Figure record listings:
· · · · · · ·
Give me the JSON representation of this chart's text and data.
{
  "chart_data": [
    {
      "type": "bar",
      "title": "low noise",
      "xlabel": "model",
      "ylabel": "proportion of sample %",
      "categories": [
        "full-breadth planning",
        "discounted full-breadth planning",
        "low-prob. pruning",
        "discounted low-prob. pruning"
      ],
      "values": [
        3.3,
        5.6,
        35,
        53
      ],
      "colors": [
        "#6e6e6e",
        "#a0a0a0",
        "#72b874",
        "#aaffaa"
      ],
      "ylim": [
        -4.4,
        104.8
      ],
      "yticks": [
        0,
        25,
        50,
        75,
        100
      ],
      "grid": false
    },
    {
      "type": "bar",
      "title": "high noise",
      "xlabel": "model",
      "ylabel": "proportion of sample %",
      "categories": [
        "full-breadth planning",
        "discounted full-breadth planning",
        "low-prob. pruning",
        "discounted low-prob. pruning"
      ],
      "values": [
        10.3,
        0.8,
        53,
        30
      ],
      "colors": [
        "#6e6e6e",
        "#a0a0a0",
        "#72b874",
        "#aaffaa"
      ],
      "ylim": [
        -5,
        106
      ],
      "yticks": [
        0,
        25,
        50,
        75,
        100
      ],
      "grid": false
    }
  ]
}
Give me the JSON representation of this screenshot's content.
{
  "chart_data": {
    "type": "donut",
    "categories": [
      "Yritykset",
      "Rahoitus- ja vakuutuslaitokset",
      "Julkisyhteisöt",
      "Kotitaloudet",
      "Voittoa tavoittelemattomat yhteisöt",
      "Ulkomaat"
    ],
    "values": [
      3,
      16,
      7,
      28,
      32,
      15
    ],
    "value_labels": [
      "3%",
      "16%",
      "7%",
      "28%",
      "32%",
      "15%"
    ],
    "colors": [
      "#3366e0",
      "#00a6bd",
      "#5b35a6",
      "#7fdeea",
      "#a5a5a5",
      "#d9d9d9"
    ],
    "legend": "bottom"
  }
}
· · · · · · ·
__Task goal__.
Repeat the records above exactly as they appear.

__Task result__.
Give me the JSON representation of this chart's text and data.
{
  "chart_data": [
    {
      "type": "bar",
      "title": "low noise",
      "xlabel": "model",
      "ylabel": "proportion of sample %",
      "categories": [
        "full-breadth planning",
        "discounted full-breadth planning",
        "low-prob. pruning",
        "discounted low-prob. pruning"
      ],
      "values": [
        3.3,
        5.6,
        35,
        53
      ],
      "colors": [
        "#6e6e6e",
        "#a0a0a0",
        "#72b874",
        "#aaffaa"
      ],
      "ylim": [
        -4.4,
        104.8
      ],
      "yticks": [
        0,
        25,
        50,
        75,
        100
      ],
      "grid": false
    },
    {
      "type": "bar",
      "title": "high noise",
      "xlabel": "model",
      "ylabel": "proportion of sample %",
      "categories": [
        "full-breadth planning",
        "discounted full-breadth planning",
        "low-prob. pruning",
        "discounted low-prob. pruning"
      ],
      "values": [
        10.3,
        0.8,
        53,
        30
      ],
      "colors": [
        "#6e6e6e",
        "#a0a0a0",
        "#72b874",
        "#aaffaa"
      ],
      "ylim": [
        -5,
        106
      ],
      "yticks": [
        0,
        25,
        50,
        75,
        100
      ],
      "grid": false
    }
  ]
}
Give me the JSON representation of this screenshot's content.
{
  "chart_data": {
    "type": "donut",
    "categories": [
      "Yritykset",
      "Rahoitus- ja vakuutuslaitokset",
      "Julkisyhteisöt",
      "Kotitaloudet",
      "Voittoa tavoittelemattomat yhteisöt",
      "Ulkomaat"
    ],
    "values": [
      3,
      16,
      7,
      28,
      32,
      15
    ],
    "value_labels": [
      "3%",
      "16%",
      "7%",
      "28%",
      "32%",
      "15%"
    ],
    "colors": [
      "#3366e0",
      "#00a6bd",
      "#5b35a6",
      "#7fdeea",
      "#a5a5a5",
      "#d9d9d9"
    ],
    "legend": "bottom"
  }
}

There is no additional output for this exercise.